— Start of Material provided —

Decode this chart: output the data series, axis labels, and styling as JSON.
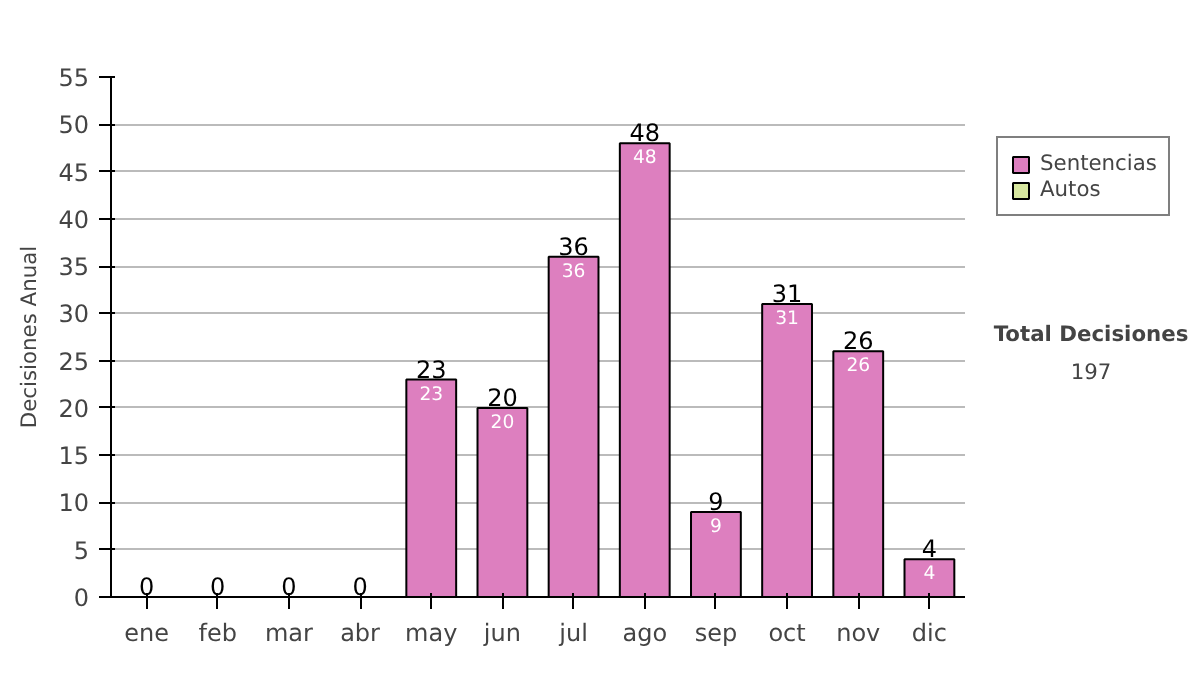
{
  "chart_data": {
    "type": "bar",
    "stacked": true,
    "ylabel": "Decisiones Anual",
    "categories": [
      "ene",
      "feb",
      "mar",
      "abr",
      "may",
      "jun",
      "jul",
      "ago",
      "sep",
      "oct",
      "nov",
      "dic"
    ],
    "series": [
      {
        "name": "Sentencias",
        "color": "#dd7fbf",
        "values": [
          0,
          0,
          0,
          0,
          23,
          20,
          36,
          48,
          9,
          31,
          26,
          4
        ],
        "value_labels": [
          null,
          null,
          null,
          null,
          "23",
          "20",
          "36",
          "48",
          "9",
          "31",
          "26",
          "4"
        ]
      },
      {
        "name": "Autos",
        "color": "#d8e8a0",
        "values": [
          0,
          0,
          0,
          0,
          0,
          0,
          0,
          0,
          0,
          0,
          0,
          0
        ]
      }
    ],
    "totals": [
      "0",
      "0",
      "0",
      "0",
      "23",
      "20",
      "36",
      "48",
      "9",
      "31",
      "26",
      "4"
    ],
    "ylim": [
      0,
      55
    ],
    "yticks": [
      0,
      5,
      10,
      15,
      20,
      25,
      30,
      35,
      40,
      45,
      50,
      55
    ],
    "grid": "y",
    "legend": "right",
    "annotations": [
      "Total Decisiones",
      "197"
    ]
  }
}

— End of Material provided —

■ **Exercise**: Among the entries above, how many lines hold the string "series"? Give the number by itself.

■ **Exercise answer**: 2